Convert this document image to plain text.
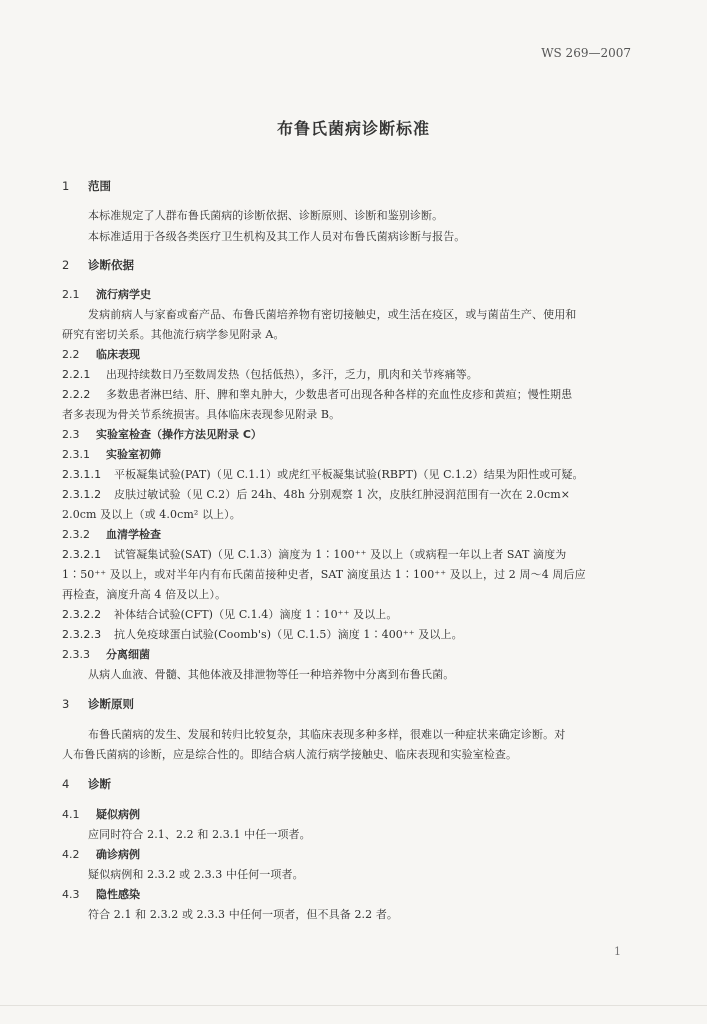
WS 269—2007
布鲁氏菌病诊断标准
1 范围
本标准规定了人群布鲁氏菌病的诊断依据、诊断原则、诊断和鉴别诊断。
本标准适用于各级各类医疗卫生机构及其工作人员对布鲁氏菌病诊断与报告。
2 诊断依据
2.1 流行病学史
发病前病人与家畜或畜产品、布鲁氏菌培养物有密切接触史，或生活在疫区，或与菌苗生产、使用和
研究有密切关系。其他流行病学参见附录 A。
2.2 临床表现
2.2.1 出现持续数日乃至数周发热（包括低热），多汗，乏力，肌肉和关节疼痛等。
2.2.2 多数患者淋巴结、肝、脾和睾丸肿大，少数患者可出现各种各样的充血性皮疹和黄疸；慢性期患
者多表现为骨关节系统损害。具体临床表现参见附录 B。
2.3 实验室检查（操作方法见附录 C）
2.3.1 实验室初筛
2.3.1.1 平板凝集试验(PAT)（见 C.1.1）或虎红平板凝集试验(RBPT)（见 C.1.2）结果为阳性或可疑。
2.3.1.2 皮肤过敏试验（见 C.2）后 24h、48h 分别观察 1 次，皮肤红肿浸润范围有一次在 2.0cm×
2.0cm 及以上（或 4.0cm² 以上）。
2.3.2 血清学检查
2.3.2.1 试管凝集试验(SAT)（见 C.1.3）滴度为 1∶100⁺⁺ 及以上（或病程一年以上者 SAT 滴度为
1∶50⁺⁺ 及以上，或对半年内有布氏菌苗接种史者，SAT 滴度虽达 1∶100⁺⁺ 及以上，过 2 周～4 周后应
再检查，滴度升高 4 倍及以上）。
2.3.2.2 补体结合试验(CFT)（见 C.1.4）滴度 1∶10⁺⁺ 及以上。
2.3.2.3 抗人免疫球蛋白试验(Coomb's)（见 C.1.5）滴度 1∶400⁺⁺ 及以上。
2.3.3 分离细菌
从病人血液、骨髓、其他体液及排泄物等任一种培养物中分离到布鲁氏菌。
3 诊断原则
布鲁氏菌病的发生、发展和转归比较复杂，其临床表现多种多样，很难以一种症状来确定诊断。对
人布鲁氏菌病的诊断，应是综合性的。即结合病人流行病学接触史、临床表现和实验室检查。
4 诊断
4.1 疑似病例
应同时符合 2.1、2.2 和 2.3.1 中任一项者。
4.2 确诊病例
疑似病例和 2.3.2 或 2.3.3 中任何一项者。
4.3 隐性感染
符合 2.1 和 2.3.2 或 2.3.3 中任何一项者，但不具备 2.2 者。
1
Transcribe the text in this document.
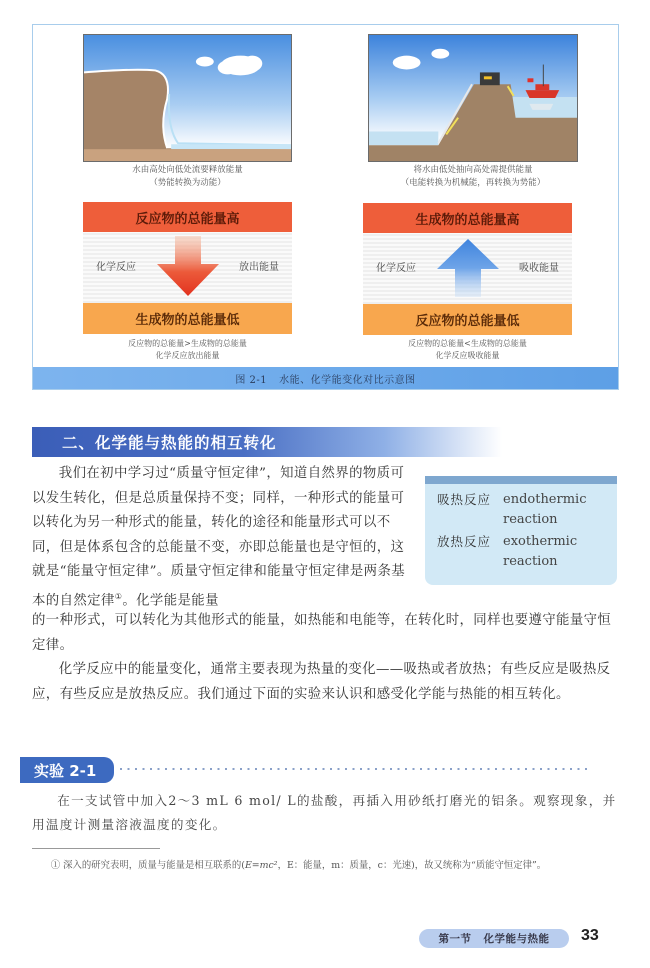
水由高处向低处流要释放能量
（势能转换为动能）
将水由低处抽向高处需提供能量
（电能转换为机械能，再转换为势能）
反应物的总能量高
化学反应	放出能量
生成物的总能量低
反应物的总能量>生成物的总能量
化学反应放出能量
生成物的总能量高
化学反应	吸收能量
反应物的总能量低
反应物的总能量<生成物的总能量
化学反应吸收能量
图 2-1 水能、化学能变化对比示意图
二、化学能与热能的相互转化
我们在初中学习过“质量守恒定律”，知道自然界的物质可以发生转化，但是总质量保持不变；同样，一种形式的能量可以转化为另一种形式的能量，转化的途径和能量形式可以不同，但是体系包含的总能量不变，亦即总能量也是守恒的，这就是“能量守恒定律”。质量守恒定律和能量守恒定律是两条基本的自然定律①。化学能是能量
的一种形式，可以转化为其他形式的能量，如热能和电能等，在转化时，同样也要遵守能量守恒定律。
吸热反应 endothermic reaction
放热反应 exothermic reaction
化学反应中的能量变化，通常主要表现为热量的变化——吸热或者放热；有些反应是吸热反应，有些反应是放热反应。我们通过下面的实验来认识和感受化学能与热能的相互转化。
实验 2-1
在一支试管中加入2～3 mL 6 mol/ L的盐酸，再插入用砂纸打磨光的铝条。观察现象，并用温度计测量溶液温度的变化。
① 深入的研究表明，质量与能量是相互联系的(E=mc²，E：能量，m：质量，c：光速)，故又统称为“质能守恒定律”。
第一节 化学能与热能 33
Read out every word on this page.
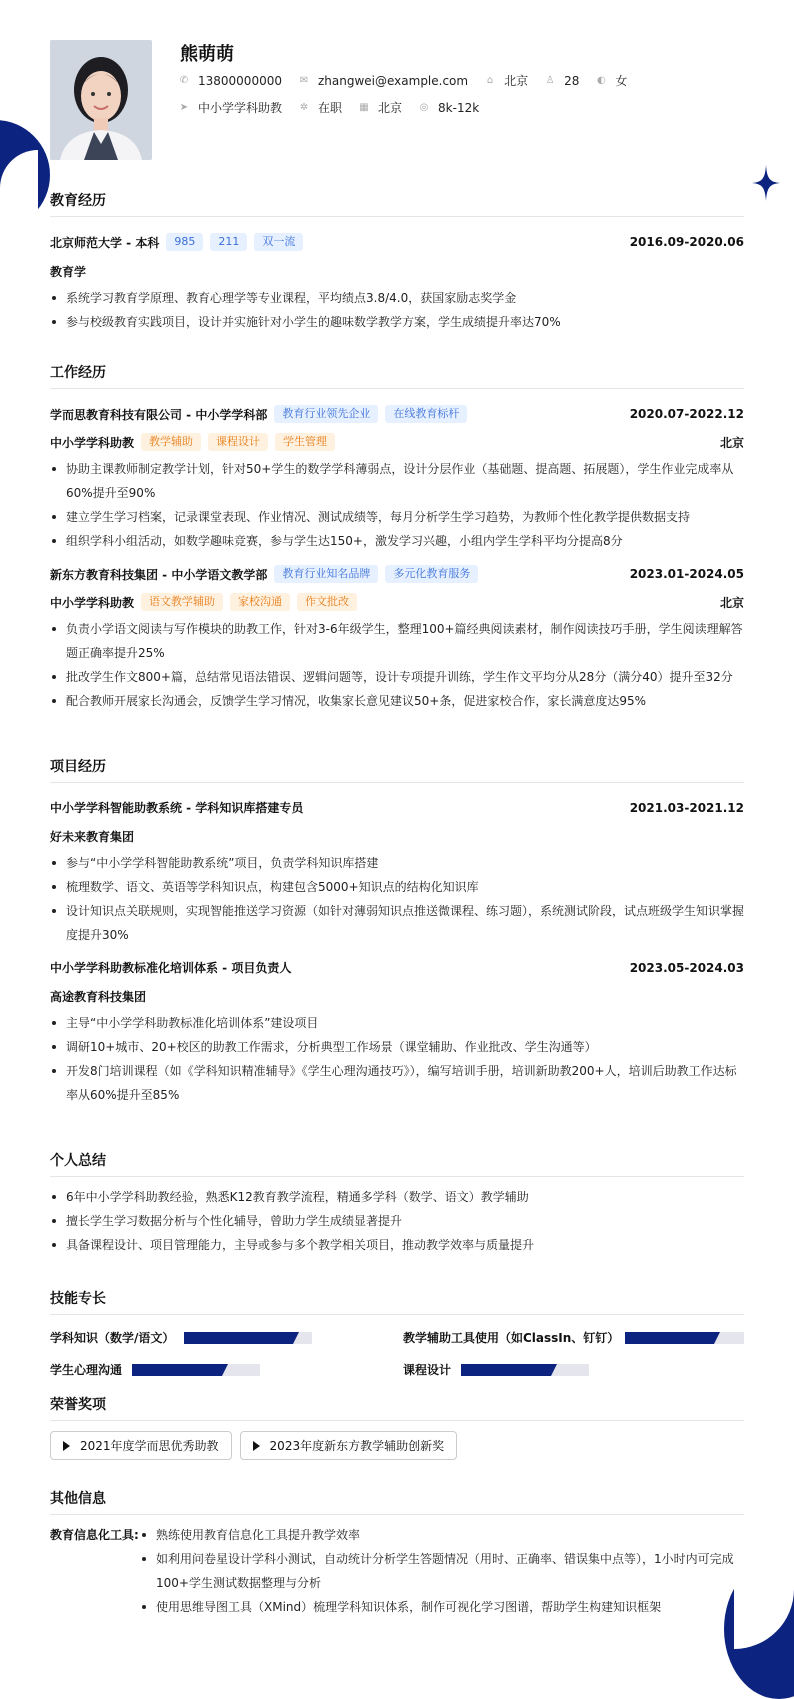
熊萌萌
✆ 13800000000 ✉ zhangwei@example.com ⌂ 北京 ♙ 28 ◐ 女
➤ 中小学学科助教 ✲ 在职 ▦ 北京 ◎ 8k-12k
教育经历
北京师范大学 - 本科	985	211	双一流	2016.09-2020.06
教育学
系统学习教育学原理、教育心理学等专业课程，平均绩点3.8/4.0，获国家励志奖学金
参与校级教育实践项目，设计并实施针对小学生的趣味数学教学方案，学生成绩提升率达70%
工作经历
学而思教育科技有限公司 - 中小学学科部	教育行业领先企业	在线教育标杆	2020.07-2022.12
中小学学科助教	教学辅助	课程设计	学生管理	北京
协助主课教师制定教学计划，针对50+学生的数学学科薄弱点，设计分层作业（基础题、提高题、拓展题），学生作业完成率从60%提升至90%
建立学生学习档案，记录课堂表现、作业情况、测试成绩等，每月分析学生学习趋势，为教师个性化教学提供数据支持
组织学科小组活动，如数学趣味竞赛，参与学生达150+，激发学习兴趣，小组内学生学科平均分提高8分
新东方教育科技集团 - 中小学语文教学部	教育行业知名品牌	多元化教育服务	2023.01-2024.05
中小学学科助教	语文教学辅助	家校沟通	作文批改	北京
负责小学语文阅读与写作模块的助教工作，针对3-6年级学生，整理100+篇经典阅读素材，制作阅读技巧手册，学生阅读理解答题正确率提升25%
批改学生作文800+篇，总结常见语法错误、逻辑问题等，设计专项提升训练，学生作文平均分从28分（满分40）提升至32分
配合教师开展家长沟通会，反馈学生学习情况，收集家长意见建议50+条，促进家校合作，家长满意度达95%
项目经历
中小学学科智能助教系统 - 学科知识库搭建专员	2021.03-2021.12
好未来教育集团
参与“中小学学科智能助教系统”项目，负责学科知识库搭建
梳理数学、语文、英语等学科知识点，构建包含5000+知识点的结构化知识库
设计知识点关联规则，实现智能推送学习资源（如针对薄弱知识点推送微课程、练习题），系统测试阶段，试点班级学生知识掌握度提升30%
中小学学科助教标准化培训体系 - 项目负责人	2023.05-2024.03
高途教育科技集团
主导“中小学学科助教标准化培训体系”建设项目
调研10+城市、20+校区的助教工作需求，分析典型工作场景（课堂辅助、作业批改、学生沟通等）
开发8门培训课程（如《学科知识精准辅导》《学生心理沟通技巧》），编写培训手册，培训新助教200+人，培训后助教工作达标率从60%提升至85%
个人总结
6年中小学学科助教经验，熟悉K12教育教学流程，精通多学科（数学、语文）教学辅助
擅长学生学习数据分析与个性化辅导，曾助力学生成绩显著提升
具备课程设计、项目管理能力，主导或参与多个教学相关项目，推动教学效率与质量提升
技能专长
学科知识（数学/语文）	教学辅助工具使用（如ClassIn、钉钉）
学生心理沟通	课程设计
荣誉奖项
2021年度学而思优秀助教	2023年度新东方教学辅助创新奖
其他信息
教育信息化工具:	熟练使用教育信息化工具提升教学效率
如利用问卷星设计学科小测试，自动统计分析学生答题情况（用时、正确率、错误集中点等），1小时内可完成100+学生测试数据整理与分析
使用思维导图工具（XMind）梳理学科知识体系，制作可视化学习图谱，帮助学生构建知识框架
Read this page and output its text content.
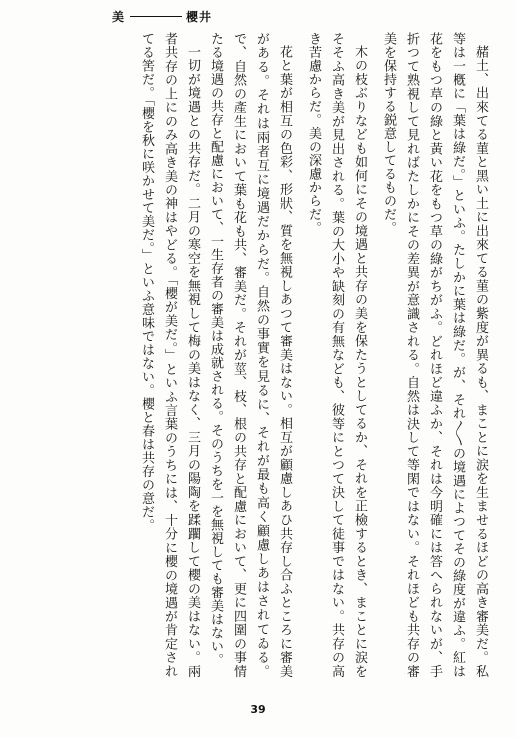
美	櫻井

赭土、出來てる菫と黑い土に出來てる菫の紫度が異るも、まことに涙を生ませるほどの高き審美だ。私等は一槪に「葉は綠だ。」といふ。たしかに葉は綠だ。が、それ〳〵の境遇によつてその綠度が違ふ。紅は花をもつ草の綠と黃い花をもつ草の綠がちがふ。どれほど違ふか、それは今明確には答へられないが、手折つて熟視して見ればたしかにその差異が意識される。自然は決して等閑ではない。それほども共存の審美を保持する鋭意してるものだ。

木の枝ぶりなども如何にその境遇と共存の美を保たうとしてるか、それを正檢するとき、まことに涙をそそふ高き美が見出される。葉の大小や缺刻の有無なども、彼等にとつて決して徒事ではない。共存の高き苦慮からだ。美の深慮からだ。

花と葉が相互の色彩、形狀、質を無視しあつて審美はない。相互が顧慮しあひ共存し合ふところに審美がある。それは兩者互に境遇だからだ。自然の事實を見るに、それが最も高く顧慮しあはされてゐる。で、自然の產生において葉も花も共、審美だ。それが莖、枝、根の共存と配慮において、更に四圍の事情たる境遇の共存と配慮において、一生存者の審美は成就される。そのうちを一を無視しても審美はない。

一切が境遇との共存だ。二月の寒空を無視して梅の美はなく、三月の陽陶を蹂躙して櫻の美はない。兩者共存の上にのみ高き美の神はやどる。「櫻が美だ。」といふ言葉のうちには、十分に櫻の境遇が肯定されてる筈だ。「櫻を秋に咲かせて美だ。」といふ意味ではない。櫻と春は共存の意だ。

39
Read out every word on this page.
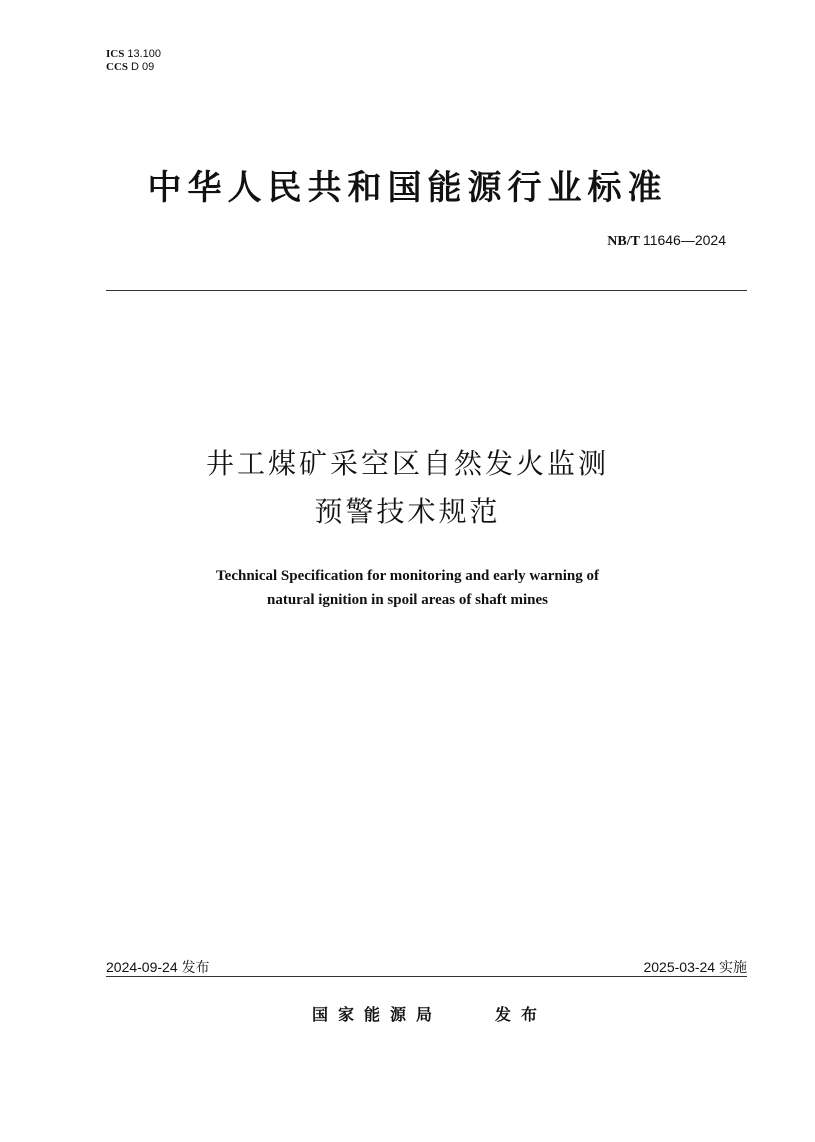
ICS 13.100
CCS D 09
中华人民共和国能源行业标准
NB/T 11646—2024
井工煤矿采空区自然发火监测
预警技术规范
Technical Specification for monitoring and early warning of
natural ignition in spoil areas of shaft mines
2024-09-24 发布	2025-03-24 实施
国家能源局	发布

What to produce: Locate all lines that include the word "text" and copy them out.

Correct output:
Convert this document image to plain text.
Transcribe the text in this document.
Read this page and output its text content.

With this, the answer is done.